__Required task 1__: In the post on exploring a Squeak project saving problem, what pointer outside the object graph could not be resolved?
__Required task 2__: Reproduce word for word the passage of the Squeak project-saving post starting at "[For those of" and ending at "raise a menu).".
__Required task 3__: Extend the post on exploring the Squeak project saving problem, picking up after its final sentence.

__Document excerpt__:
▬▬▬▬▬▬▬▬▬▬

How to explore a Project saving problem, in great detail

Ned Konz ned at squeakland.org
Mon Jul 12 20:11:29 UTC 2004


On Monday 12 July 2004 6:42 am, Milan Zimmermann wrote:
> one note/question - when playing with your solution last night I
> thought the "reason" why the save hang was the "improperly renamed class
> ZTime" - do you think it was that or just the fact I had the Changeset
> browser opened in the project, which made the object graph too big and
> Squeak decided to stop the save?)

It's not that the object graph was too big. It's that there was a pointer 
outside the graph that couldn't get resolved properly (in this case, a 
ReadOnlyVariableBinding of #ZTime to the class Time). This was caused 
(indirectly) by your having a ChangeSorter open in the project.

> I tried to look for the "ZTime" class in Browser before I closed the
> "Change Sorter" but did not find it, not sure why. In any case, do you
> think I must have renamed it or something else could have happened to the
> image? - Just curious, I am not aware of renaming any class, perhaps by
> accident .. I have been playing with creating classes from the workspace,
> perhaps I messed up at some point.

The problem existed in a stock image. Read on...

I will explain in detail what I did to explore the problem in hopes that it 
may help some of you. This is in the "teaching people to fish" spirit.

[For those of you who want to play along at home, you may repeat this problem 
using a stock 3.7g image by making a new Morphic project, opening a 
ChangeSorter in it, and trying to save the project on disk]

- First, I noticed that the project stopped saving at some point and the world 
would respond to mouse clicks again (that is, I could raise a menu).

- I then returned to the parent project (the one I had asked to save) and saw 
an inform dialog that said "extra associations".

- I opened a Workspace, typed in the phrase "extra associations", and hit 
alt-shift-E (search for methods containing the string in a string literal).

▬▬▬▬▬▬▬▬▬▬

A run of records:
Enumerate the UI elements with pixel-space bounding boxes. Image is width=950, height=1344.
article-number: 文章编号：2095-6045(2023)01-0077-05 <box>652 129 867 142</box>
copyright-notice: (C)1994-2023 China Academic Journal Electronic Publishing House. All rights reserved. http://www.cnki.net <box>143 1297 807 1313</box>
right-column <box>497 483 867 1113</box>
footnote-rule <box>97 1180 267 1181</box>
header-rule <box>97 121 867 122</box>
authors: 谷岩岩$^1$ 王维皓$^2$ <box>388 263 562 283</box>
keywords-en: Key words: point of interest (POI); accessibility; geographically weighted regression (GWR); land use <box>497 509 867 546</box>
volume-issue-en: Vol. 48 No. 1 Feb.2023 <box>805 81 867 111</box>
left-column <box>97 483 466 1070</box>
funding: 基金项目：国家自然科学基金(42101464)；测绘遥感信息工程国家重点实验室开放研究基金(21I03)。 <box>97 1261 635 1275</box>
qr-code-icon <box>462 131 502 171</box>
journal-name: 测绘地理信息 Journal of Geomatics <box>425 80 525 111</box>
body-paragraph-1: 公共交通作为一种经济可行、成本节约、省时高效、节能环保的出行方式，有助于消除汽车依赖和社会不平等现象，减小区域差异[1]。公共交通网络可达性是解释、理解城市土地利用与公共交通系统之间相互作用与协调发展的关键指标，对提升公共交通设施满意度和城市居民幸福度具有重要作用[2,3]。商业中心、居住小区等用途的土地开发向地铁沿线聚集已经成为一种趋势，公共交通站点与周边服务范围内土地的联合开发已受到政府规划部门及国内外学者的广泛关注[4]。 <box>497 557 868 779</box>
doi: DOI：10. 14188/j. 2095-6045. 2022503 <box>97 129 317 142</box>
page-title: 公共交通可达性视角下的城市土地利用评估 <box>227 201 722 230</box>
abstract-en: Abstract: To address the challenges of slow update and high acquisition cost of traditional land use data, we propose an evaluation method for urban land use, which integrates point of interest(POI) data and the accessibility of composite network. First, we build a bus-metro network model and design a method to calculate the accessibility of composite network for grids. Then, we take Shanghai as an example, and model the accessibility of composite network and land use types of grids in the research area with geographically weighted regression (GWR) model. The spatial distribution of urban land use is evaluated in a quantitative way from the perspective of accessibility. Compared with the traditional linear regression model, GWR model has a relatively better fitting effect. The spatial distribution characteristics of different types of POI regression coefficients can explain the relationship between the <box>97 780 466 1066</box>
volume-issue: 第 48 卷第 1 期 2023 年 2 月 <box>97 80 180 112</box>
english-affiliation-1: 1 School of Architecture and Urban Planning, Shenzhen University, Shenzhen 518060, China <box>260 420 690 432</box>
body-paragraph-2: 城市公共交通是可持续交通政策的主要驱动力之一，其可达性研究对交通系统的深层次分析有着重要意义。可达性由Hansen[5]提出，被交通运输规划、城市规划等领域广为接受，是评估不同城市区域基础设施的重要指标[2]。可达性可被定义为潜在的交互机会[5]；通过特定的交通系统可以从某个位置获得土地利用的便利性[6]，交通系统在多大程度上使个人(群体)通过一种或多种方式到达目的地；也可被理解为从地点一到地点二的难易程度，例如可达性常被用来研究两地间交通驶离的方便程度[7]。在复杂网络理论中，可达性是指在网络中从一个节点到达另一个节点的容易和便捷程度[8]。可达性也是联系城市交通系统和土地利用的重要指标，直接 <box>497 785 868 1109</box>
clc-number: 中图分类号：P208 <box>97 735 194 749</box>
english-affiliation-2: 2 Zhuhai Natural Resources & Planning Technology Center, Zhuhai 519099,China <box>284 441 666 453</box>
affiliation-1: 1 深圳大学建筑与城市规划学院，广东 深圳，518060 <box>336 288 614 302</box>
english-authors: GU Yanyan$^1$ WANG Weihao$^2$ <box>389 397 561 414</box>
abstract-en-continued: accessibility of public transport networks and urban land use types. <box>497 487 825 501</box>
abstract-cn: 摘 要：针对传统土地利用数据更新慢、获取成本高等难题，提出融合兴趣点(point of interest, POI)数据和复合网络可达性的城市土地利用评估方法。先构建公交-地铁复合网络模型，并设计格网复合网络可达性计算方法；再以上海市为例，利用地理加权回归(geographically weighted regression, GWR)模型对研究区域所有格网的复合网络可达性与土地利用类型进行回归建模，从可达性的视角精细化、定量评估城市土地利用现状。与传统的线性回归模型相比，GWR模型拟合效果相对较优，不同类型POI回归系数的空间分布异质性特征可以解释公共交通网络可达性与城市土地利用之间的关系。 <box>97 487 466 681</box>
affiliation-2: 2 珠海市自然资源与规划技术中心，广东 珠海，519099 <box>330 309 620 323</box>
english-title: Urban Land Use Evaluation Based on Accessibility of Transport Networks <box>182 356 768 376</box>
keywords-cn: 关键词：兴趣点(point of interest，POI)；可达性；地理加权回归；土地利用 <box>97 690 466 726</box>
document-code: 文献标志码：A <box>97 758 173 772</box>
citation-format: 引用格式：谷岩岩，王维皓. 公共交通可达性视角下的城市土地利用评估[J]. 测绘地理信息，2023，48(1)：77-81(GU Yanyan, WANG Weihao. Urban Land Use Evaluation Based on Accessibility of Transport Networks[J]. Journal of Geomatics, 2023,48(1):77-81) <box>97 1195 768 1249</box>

▬▬▬▬▬▬▬▬▬▬

__Exercise result 1__: A ReadOnlyVariableBinding of #ZTime to the class Time.

__Exercise result 2__:
[For those of you who want to play along at home, you may repeat this problem 
using a stock 3.7g image by making a new Morphic project, opening a 
ChangeSorter in it, and trying to save the project on disk]

- First, I noticed that the project stopped saving at some point and the world 
would respond to mouse clicks again (that is, I could raise a menu).

__Exercise result 3__:
Actually, I could have done this easier by shift-clicking on the string in 
the informer, and hitting alt-shift-E, but I knew I'd need a Workspace 
anyway.

- I found ImageSegment>>prepareToBeSaved. Looking down at the bottom of this 
method, I saw that it was trying to (but didn't) open an inspector. So...

- In my Workspace, I typed in 
	ImageSegment allInstances
and hit alt-shift-I (explore it). I saw that there was one of them.

- I selected this one in the explorer, and typed in
	self prepareToBeSaved
in the bottom of the explorer, and hit alt-D (do it).

- Again I saw the inform dialog, but this time when I hit the OK button I saw 
the inspector pop up. It contained an IdentitySet with one element (which 
printed itself as #ZTime).

- I typed in to the bottom of the dialog
	self anyOne inspect

- This brought up an Inspector on a ReadOnlyVariableBinding whose key was 
#ZTime and whose value was Time

- selecting the key (#ZTime) in the inspector's upper left hand pane, I 
brought up the context menu using the mouse. I chose "objects pointing to 
this value"

[A much better tool for tracing pointers is Avi Bryant's Pointer Explorer, 
available using SqueakMap. I rarely have much success using the "chase 
pointers" choice (the Pointer Finder).].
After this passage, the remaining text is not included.